### What you are asked to do
The answer is the full set of records below, transcribed exactly.

(Document page transcription items)
****************************************

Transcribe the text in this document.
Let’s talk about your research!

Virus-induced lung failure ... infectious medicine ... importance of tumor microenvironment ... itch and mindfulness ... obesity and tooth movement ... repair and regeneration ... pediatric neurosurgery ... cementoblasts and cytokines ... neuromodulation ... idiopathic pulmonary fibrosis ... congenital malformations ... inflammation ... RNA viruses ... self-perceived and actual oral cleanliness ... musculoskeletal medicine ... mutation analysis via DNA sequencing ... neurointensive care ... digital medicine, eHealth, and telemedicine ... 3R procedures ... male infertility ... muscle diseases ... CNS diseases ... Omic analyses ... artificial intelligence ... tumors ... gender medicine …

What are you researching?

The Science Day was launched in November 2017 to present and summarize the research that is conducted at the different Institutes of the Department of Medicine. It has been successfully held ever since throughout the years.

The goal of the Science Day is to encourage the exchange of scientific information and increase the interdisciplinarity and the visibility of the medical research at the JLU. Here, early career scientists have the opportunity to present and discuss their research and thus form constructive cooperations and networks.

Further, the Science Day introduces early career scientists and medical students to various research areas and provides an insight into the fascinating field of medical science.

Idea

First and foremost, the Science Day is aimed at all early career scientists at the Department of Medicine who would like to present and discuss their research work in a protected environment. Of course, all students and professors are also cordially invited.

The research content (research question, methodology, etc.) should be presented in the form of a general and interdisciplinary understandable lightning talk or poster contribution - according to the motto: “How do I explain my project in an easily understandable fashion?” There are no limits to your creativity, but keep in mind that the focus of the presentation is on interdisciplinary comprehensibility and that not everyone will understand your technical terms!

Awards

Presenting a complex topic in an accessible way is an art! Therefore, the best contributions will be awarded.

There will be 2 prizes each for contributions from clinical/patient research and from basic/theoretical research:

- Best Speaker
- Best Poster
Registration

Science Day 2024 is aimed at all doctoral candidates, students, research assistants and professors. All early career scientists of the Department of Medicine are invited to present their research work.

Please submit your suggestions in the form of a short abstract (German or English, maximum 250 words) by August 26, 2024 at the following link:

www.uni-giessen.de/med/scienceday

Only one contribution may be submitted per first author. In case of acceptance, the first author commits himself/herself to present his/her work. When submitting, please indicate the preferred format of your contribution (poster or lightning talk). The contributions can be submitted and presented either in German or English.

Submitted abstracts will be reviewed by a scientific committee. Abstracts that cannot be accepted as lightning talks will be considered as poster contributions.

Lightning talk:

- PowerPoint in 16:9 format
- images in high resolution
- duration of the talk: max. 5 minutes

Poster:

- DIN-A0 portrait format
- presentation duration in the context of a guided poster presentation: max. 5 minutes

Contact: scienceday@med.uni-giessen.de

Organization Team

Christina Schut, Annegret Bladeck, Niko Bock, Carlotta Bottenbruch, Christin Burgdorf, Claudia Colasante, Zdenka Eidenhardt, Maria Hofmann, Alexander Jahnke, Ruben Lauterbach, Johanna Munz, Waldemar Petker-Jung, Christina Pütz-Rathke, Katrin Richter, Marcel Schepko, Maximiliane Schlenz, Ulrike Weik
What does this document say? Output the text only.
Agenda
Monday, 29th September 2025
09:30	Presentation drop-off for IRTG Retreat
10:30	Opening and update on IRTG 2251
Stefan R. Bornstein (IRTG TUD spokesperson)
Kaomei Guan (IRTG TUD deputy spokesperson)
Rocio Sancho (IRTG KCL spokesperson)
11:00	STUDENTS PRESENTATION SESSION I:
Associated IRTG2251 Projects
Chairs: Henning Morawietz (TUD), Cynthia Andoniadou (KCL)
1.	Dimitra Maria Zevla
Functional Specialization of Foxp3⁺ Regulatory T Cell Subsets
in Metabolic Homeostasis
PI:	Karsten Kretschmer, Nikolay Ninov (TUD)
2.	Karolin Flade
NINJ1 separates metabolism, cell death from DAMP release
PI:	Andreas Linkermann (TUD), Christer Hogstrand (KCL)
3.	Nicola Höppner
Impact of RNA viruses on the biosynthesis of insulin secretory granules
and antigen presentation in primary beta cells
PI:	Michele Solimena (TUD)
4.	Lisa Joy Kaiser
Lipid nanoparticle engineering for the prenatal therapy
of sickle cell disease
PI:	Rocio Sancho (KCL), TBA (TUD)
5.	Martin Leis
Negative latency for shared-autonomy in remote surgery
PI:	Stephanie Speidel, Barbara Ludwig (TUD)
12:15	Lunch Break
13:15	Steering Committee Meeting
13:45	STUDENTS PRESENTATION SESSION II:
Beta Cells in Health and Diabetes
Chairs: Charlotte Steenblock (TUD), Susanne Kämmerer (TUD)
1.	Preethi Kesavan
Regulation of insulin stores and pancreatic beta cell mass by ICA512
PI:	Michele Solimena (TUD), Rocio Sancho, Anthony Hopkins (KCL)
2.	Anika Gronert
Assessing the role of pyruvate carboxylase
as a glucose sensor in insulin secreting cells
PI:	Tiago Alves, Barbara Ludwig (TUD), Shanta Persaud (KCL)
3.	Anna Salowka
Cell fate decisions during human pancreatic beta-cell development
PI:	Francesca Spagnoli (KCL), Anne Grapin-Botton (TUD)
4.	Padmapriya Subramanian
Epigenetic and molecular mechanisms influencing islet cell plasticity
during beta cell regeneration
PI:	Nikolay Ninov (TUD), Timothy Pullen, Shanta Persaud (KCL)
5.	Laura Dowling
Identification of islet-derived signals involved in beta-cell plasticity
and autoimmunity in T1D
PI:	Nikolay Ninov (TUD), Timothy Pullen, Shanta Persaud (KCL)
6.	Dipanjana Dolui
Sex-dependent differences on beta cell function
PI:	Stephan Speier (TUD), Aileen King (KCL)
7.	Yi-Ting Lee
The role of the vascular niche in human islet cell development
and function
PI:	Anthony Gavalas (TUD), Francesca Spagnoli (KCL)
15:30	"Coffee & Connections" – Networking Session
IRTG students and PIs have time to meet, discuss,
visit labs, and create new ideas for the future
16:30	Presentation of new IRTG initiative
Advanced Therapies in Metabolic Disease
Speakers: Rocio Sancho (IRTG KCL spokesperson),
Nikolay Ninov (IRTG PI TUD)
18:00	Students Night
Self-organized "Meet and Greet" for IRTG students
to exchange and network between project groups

****************************************

### Completed exercise
Transcribe the text in this document.
Let’s talk about your research!

Virus-induced lung failure ... infectious medicine ... importance of tumor microenvironment ... itch and mindfulness ... obesity and tooth movement ... repair and regeneration ... pediatric neurosurgery ... cementoblasts and cytokines ... neuromodulation ... idiopathic pulmonary fibrosis ... congenital malformations ... inflammation ... RNA viruses ... self-perceived and actual oral cleanliness ... musculoskeletal medicine ... mutation analysis via DNA sequencing ... neurointensive care ... digital medicine, eHealth, and telemedicine ... 3R procedures ... male infertility ... muscle diseases ... CNS diseases ... Omic analyses ... artificial intelligence ... tumors ... gender medicine …

What are you researching?

The Science Day was launched in November 2017 to present and summarize the research that is conducted at the different Institutes of the Department of Medicine. It has been successfully held ever since throughout the years.

The goal of the Science Day is to encourage the exchange of scientific information and increase the interdisciplinarity and the visibility of the medical research at the JLU. Here, early career scientists have the opportunity to present and discuss their research and thus form constructive cooperations and networks.

Further, the Science Day introduces early career scientists and medical students to various research areas and provides an insight into the fascinating field of medical science.

Idea

First and foremost, the Science Day is aimed at all early career scientists at the Department of Medicine who would like to present and discuss their research work in a protected environment. Of course, all students and professors are also cordially invited.

The research content (research question, methodology, etc.) should be presented in the form of a general and interdisciplinary understandable lightning talk or poster contribution - according to the motto: “How do I explain my project in an easily understandable fashion?” There are no limits to your creativity, but keep in mind that the focus of the presentation is on interdisciplinary comprehensibility and that not everyone will understand your technical terms!

Awards

Presenting a complex topic in an accessible way is an art! Therefore, the best contributions will be awarded.

There will be 2 prizes each for contributions from clinical/patient research and from basic/theoretical research:

- Best Speaker
- Best Poster
Registration

Science Day 2024 is aimed at all doctoral candidates, students, research assistants and professors. All early career scientists of the Department of Medicine are invited to present their research work.

Please submit your suggestions in the form of a short abstract (German or English, maximum 250 words) by August 26, 2024 at the following link:

www.uni-giessen.de/med/scienceday

Only one contribution may be submitted per first author. In case of acceptance, the first author commits himself/herself to present his/her work. When submitting, please indicate the preferred format of your contribution (poster or lightning talk). The contributions can be submitted and presented either in German or English.

Submitted abstracts will be reviewed by a scientific committee. Abstracts that cannot be accepted as lightning talks will be considered as poster contributions.

Lightning talk:

- PowerPoint in 16:9 format
- images in high resolution
- duration of the talk: max. 5 minutes

Poster:

- DIN-A0 portrait format
- presentation duration in the context of a guided poster presentation: max. 5 minutes

Contact: scienceday@med.uni-giessen.de

Organization Team

Christina Schut, Annegret Bladeck, Niko Bock, Carlotta Bottenbruch, Christin Burgdorf, Claudia Colasante, Zdenka Eidenhardt, Maria Hofmann, Alexander Jahnke, Ruben Lauterbach, Johanna Munz, Waldemar Petker-Jung, Christina Pütz-Rathke, Katrin Richter, Marcel Schepko, Maximiliane Schlenz, Ulrike Weik
What does this document say? Output the text only.
Agenda
Monday, 29th September 2025
09:30	Presentation drop-off for IRTG Retreat
10:30	Opening and update on IRTG 2251
Stefan R. Bornstein (IRTG TUD spokesperson)
Kaomei Guan (IRTG TUD deputy spokesperson)
Rocio Sancho (IRTG KCL spokesperson)
11:00	STUDENTS PRESENTATION SESSION I:
Associated IRTG2251 Projects
Chairs: Henning Morawietz (TUD), Cynthia Andoniadou (KCL)
1.	Dimitra Maria Zevla
Functional Specialization of Foxp3⁺ Regulatory T Cell Subsets
in Metabolic Homeostasis
PI:	Karsten Kretschmer, Nikolay Ninov (TUD)
2.	Karolin Flade
NINJ1 separates metabolism, cell death from DAMP release
PI:	Andreas Linkermann (TUD), Christer Hogstrand (KCL)
3.	Nicola Höppner
Impact of RNA viruses on the biosynthesis of insulin secretory granules
and antigen presentation in primary beta cells
PI:	Michele Solimena (TUD)
4.	Lisa Joy Kaiser
Lipid nanoparticle engineering for the prenatal therapy
of sickle cell disease
PI:	Rocio Sancho (KCL), TBA (TUD)
5.	Martin Leis
Negative latency for shared-autonomy in remote surgery
PI:	Stephanie Speidel, Barbara Ludwig (TUD)
12:15	Lunch Break
13:15	Steering Committee Meeting
13:45	STUDENTS PRESENTATION SESSION II:
Beta Cells in Health and Diabetes
Chairs: Charlotte Steenblock (TUD), Susanne Kämmerer (TUD)
1.	Preethi Kesavan
Regulation of insulin stores and pancreatic beta cell mass by ICA512
PI:	Michele Solimena (TUD), Rocio Sancho, Anthony Hopkins (KCL)
2.	Anika Gronert
Assessing the role of pyruvate carboxylase
as a glucose sensor in insulin secreting cells
PI:	Tiago Alves, Barbara Ludwig (TUD), Shanta Persaud (KCL)
3.	Anna Salowka
Cell fate decisions during human pancreatic beta-cell development
PI:	Francesca Spagnoli (KCL), Anne Grapin-Botton (TUD)
4.	Padmapriya Subramanian
Epigenetic and molecular mechanisms influencing islet cell plasticity
during beta cell regeneration
PI:	Nikolay Ninov (TUD), Timothy Pullen, Shanta Persaud (KCL)
5.	Laura Dowling
Identification of islet-derived signals involved in beta-cell plasticity
and autoimmunity in T1D
PI:	Nikolay Ninov (TUD), Timothy Pullen, Shanta Persaud (KCL)
6.	Dipanjana Dolui
Sex-dependent differences on beta cell function
PI:	Stephan Speier (TUD), Aileen King (KCL)
7.	Yi-Ting Lee
The role of the vascular niche in human islet cell development
and function
PI:	Anthony Gavalas (TUD), Francesca Spagnoli (KCL)
15:30	"Coffee & Connections" – Networking Session
IRTG students and PIs have time to meet, discuss,
visit labs, and create new ideas for the future
16:30	Presentation of new IRTG initiative
Advanced Therapies in Metabolic Disease
Speakers: Rocio Sancho (IRTG KCL spokesperson),
Nikolay Ninov (IRTG PI TUD)
18:00	Students Night
Self-organized "Meet and Greet" for IRTG students
to exchange and network between project groups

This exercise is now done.